> [Prompt]
Please restate the following records word for word.

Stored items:

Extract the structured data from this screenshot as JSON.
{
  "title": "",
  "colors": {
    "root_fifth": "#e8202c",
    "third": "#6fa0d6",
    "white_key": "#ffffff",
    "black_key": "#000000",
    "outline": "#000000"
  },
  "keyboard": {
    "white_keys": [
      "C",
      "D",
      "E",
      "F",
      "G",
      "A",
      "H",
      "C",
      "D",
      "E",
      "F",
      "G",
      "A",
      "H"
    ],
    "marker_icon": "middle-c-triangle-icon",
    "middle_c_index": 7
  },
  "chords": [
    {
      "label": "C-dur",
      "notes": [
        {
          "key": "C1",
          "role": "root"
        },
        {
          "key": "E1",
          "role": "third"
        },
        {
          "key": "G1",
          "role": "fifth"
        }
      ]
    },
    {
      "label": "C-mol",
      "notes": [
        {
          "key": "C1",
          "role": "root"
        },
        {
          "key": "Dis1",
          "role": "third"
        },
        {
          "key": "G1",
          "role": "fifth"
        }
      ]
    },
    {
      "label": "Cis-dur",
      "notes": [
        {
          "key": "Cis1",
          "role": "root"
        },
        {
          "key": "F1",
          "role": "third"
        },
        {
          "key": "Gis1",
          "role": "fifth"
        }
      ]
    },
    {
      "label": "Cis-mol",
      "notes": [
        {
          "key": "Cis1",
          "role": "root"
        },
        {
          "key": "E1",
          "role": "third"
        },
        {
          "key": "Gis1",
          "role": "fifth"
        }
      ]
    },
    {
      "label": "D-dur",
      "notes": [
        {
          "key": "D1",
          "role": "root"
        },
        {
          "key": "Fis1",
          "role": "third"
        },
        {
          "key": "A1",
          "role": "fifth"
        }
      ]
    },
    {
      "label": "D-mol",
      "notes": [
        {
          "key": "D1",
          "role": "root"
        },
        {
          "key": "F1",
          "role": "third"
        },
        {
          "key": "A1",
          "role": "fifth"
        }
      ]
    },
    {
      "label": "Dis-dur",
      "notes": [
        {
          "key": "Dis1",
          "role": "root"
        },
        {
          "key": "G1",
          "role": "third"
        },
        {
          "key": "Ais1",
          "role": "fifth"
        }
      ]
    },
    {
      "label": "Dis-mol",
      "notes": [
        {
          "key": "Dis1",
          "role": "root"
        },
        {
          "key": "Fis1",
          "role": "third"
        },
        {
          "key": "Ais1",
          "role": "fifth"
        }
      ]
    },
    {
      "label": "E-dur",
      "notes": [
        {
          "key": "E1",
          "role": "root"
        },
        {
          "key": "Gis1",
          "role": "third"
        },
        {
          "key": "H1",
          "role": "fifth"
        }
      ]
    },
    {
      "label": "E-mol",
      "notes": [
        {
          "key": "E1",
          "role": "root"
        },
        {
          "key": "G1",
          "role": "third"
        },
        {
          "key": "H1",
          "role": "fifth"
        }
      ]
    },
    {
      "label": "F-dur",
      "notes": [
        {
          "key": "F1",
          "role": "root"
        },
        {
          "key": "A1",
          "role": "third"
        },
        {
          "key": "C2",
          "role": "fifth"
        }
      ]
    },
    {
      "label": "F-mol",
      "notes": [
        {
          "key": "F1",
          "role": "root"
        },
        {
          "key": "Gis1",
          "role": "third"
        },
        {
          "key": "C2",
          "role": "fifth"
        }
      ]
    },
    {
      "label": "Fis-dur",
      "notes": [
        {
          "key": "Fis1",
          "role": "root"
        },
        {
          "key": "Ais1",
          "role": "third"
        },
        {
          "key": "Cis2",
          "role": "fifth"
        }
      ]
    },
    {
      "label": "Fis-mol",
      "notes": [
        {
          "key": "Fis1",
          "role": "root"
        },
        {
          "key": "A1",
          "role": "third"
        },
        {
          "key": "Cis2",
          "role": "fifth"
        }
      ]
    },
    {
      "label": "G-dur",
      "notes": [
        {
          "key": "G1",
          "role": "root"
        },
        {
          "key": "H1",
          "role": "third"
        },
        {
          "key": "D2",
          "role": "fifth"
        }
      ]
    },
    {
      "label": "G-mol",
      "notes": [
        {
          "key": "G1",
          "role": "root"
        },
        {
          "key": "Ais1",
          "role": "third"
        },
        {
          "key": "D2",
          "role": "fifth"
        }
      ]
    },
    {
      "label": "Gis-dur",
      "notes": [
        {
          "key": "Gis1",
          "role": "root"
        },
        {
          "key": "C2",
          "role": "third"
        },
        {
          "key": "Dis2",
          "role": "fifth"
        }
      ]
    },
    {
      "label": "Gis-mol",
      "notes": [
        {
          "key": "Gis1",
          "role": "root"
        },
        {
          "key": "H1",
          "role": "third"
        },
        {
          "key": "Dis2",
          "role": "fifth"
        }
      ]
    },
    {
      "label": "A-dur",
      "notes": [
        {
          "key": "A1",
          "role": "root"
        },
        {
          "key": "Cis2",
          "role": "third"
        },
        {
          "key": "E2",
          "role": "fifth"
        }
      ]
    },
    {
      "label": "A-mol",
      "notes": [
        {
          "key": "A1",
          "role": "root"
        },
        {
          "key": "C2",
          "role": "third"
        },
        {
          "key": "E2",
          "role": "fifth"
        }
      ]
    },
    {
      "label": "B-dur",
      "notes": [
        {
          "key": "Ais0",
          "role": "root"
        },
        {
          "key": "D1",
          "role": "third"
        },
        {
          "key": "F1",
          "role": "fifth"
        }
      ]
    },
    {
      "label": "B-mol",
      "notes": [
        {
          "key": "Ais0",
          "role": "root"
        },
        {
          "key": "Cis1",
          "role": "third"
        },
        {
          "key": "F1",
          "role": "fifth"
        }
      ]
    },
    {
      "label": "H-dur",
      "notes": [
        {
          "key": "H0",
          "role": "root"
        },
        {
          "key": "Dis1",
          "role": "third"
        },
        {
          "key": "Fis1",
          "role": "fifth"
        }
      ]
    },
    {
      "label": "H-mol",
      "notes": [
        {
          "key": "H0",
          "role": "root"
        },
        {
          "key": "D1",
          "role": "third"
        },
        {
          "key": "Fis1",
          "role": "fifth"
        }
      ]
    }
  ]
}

> [Result]
Extract the structured data from this screenshot as JSON.
{
  "title": "",
  "colors": {
    "root_fifth": "#e8202c",
    "third": "#6fa0d6",
    "white_key": "#ffffff",
    "black_key": "#000000",
    "outline": "#000000"
  },
  "keyboard": {
    "white_keys": [
      "C",
      "D",
      "E",
      "F",
      "G",
      "A",
      "H",
      "C",
      "D",
      "E",
      "F",
      "G",
      "A",
      "H"
    ],
    "marker_icon": "middle-c-triangle-icon",
    "middle_c_index": 7
  },
  "chords": [
    {
      "label": "C-dur",
      "notes": [
        {
          "key": "C1",
          "role": "root"
        },
        {
          "key": "E1",
          "role": "third"
        },
        {
          "key": "G1",
          "role": "fifth"
        }
      ]
    },
    {
      "label": "C-mol",
      "notes": [
        {
          "key": "C1",
          "role": "root"
        },
        {
          "key": "Dis1",
          "role": "third"
        },
        {
          "key": "G1",
          "role": "fifth"
        }
      ]
    },
    {
      "label": "Cis-dur",
      "notes": [
        {
          "key": "Cis1",
          "role": "root"
        },
        {
          "key": "F1",
          "role": "third"
        },
        {
          "key": "Gis1",
          "role": "fifth"
        }
      ]
    },
    {
      "label": "Cis-mol",
      "notes": [
        {
          "key": "Cis1",
          "role": "root"
        },
        {
          "key": "E1",
          "role": "third"
        },
        {
          "key": "Gis1",
          "role": "fifth"
        }
      ]
    },
    {
      "label": "D-dur",
      "notes": [
        {
          "key": "D1",
          "role": "root"
        },
        {
          "key": "Fis1",
          "role": "third"
        },
        {
          "key": "A1",
          "role": "fifth"
        }
      ]
    },
    {
      "label": "D-mol",
      "notes": [
        {
          "key": "D1",
          "role": "root"
        },
        {
          "key": "F1",
          "role": "third"
        },
        {
          "key": "A1",
          "role": "fifth"
        }
      ]
    },
    {
      "label": "Dis-dur",
      "notes": [
        {
          "key": "Dis1",
          "role": "root"
        },
        {
          "key": "G1",
          "role": "third"
        },
        {
          "key": "Ais1",
          "role": "fifth"
        }
      ]
    },
    {
      "label": "Dis-mol",
      "notes": [
        {
          "key": "Dis1",
          "role": "root"
        },
        {
          "key": "Fis1",
          "role": "third"
        },
        {
          "key": "Ais1",
          "role": "fifth"
        }
      ]
    },
    {
      "label": "E-dur",
      "notes": [
        {
          "key": "E1",
          "role": "root"
        },
        {
          "key": "Gis1",
          "role": "third"
        },
        {
          "key": "H1",
          "role": "fifth"
        }
      ]
    },
    {
      "label": "E-mol",
      "notes": [
        {
          "key": "E1",
          "role": "root"
        },
        {
          "key": "G1",
          "role": "third"
        },
        {
          "key": "H1",
          "role": "fifth"
        }
      ]
    },
    {
      "label": "F-dur",
      "notes": [
        {
          "key": "F1",
          "role": "root"
        },
        {
          "key": "A1",
          "role": "third"
        },
        {
          "key": "C2",
          "role": "fifth"
        }
      ]
    },
    {
      "label": "F-mol",
      "notes": [
        {
          "key": "F1",
          "role": "root"
        },
        {
          "key": "Gis1",
          "role": "third"
        },
        {
          "key": "C2",
          "role": "fifth"
        }
      ]
    },
    {
      "label": "Fis-dur",
      "notes": [
        {
          "key": "Fis1",
          "role": "root"
        },
        {
          "key": "Ais1",
          "role": "third"
        },
        {
          "key": "Cis2",
          "role": "fifth"
        }
      ]
    },
    {
      "label": "Fis-mol",
      "notes": [
        {
          "key": "Fis1",
          "role": "root"
        },
        {
          "key": "A1",
          "role": "third"
        },
        {
          "key": "Cis2",
          "role": "fifth"
        }
      ]
    },
    {
      "label": "G-dur",
      "notes": [
        {
          "key": "G1",
          "role": "root"
        },
        {
          "key": "H1",
          "role": "third"
        },
        {
          "key": "D2",
          "role": "fifth"
        }
      ]
    },
    {
      "label": "G-mol",
      "notes": [
        {
          "key": "G1",
          "role": "root"
        },
        {
          "key": "Ais1",
          "role": "third"
        },
        {
          "key": "D2",
          "role": "fifth"
        }
      ]
    },
    {
      "label": "Gis-dur",
      "notes": [
        {
          "key": "Gis1",
          "role": "root"
        },
        {
          "key": "C2",
          "role": "third"
        },
        {
          "key": "Dis2",
          "role": "fifth"
        }
      ]
    },
    {
      "label": "Gis-mol",
      "notes": [
        {
          "key": "Gis1",
          "role": "root"
        },
        {
          "key": "H1",
          "role": "third"
        },
        {
          "key": "Dis2",
          "role": "fifth"
        }
      ]
    },
    {
      "label": "A-dur",
      "notes": [
        {
          "key": "A1",
          "role": "root"
        },
        {
          "key": "Cis2",
          "role": "third"
        },
        {
          "key": "E2",
          "role": "fifth"
        }
      ]
    },
    {
      "label": "A-mol",
      "notes": [
        {
          "key": "A1",
          "role": "root"
        },
        {
          "key": "C2",
          "role": "third"
        },
        {
          "key": "E2",
          "role": "fifth"
        }
      ]
    },
    {
      "label": "B-dur",
      "notes": [
        {
          "key": "Ais0",
          "role": "root"
        },
        {
          "key": "D1",
          "role": "third"
        },
        {
          "key": "F1",
          "role": "fifth"
        }
      ]
    },
    {
      "label": "B-mol",
      "notes": [
        {
          "key": "Ais0",
          "role": "root"
        },
        {
          "key": "Cis1",
          "role": "third"
        },
        {
          "key": "F1",
          "role": "fifth"
        }
      ]
    },
    {
      "label": "H-dur",
      "notes": [
        {
          "key": "H0",
          "role": "root"
        },
        {
          "key": "Dis1",
          "role": "third"
        },
        {
          "key": "Fis1",
          "role": "fifth"
        }
      ]
    },
    {
      "label": "H-mol",
      "notes": [
        {
          "key": "H0",
          "role": "root"
        },
        {
          "key": "D1",
          "role": "third"
        },
        {
          "key": "Fis1",
          "role": "fifth"
        }
      ]
    }
  ]
}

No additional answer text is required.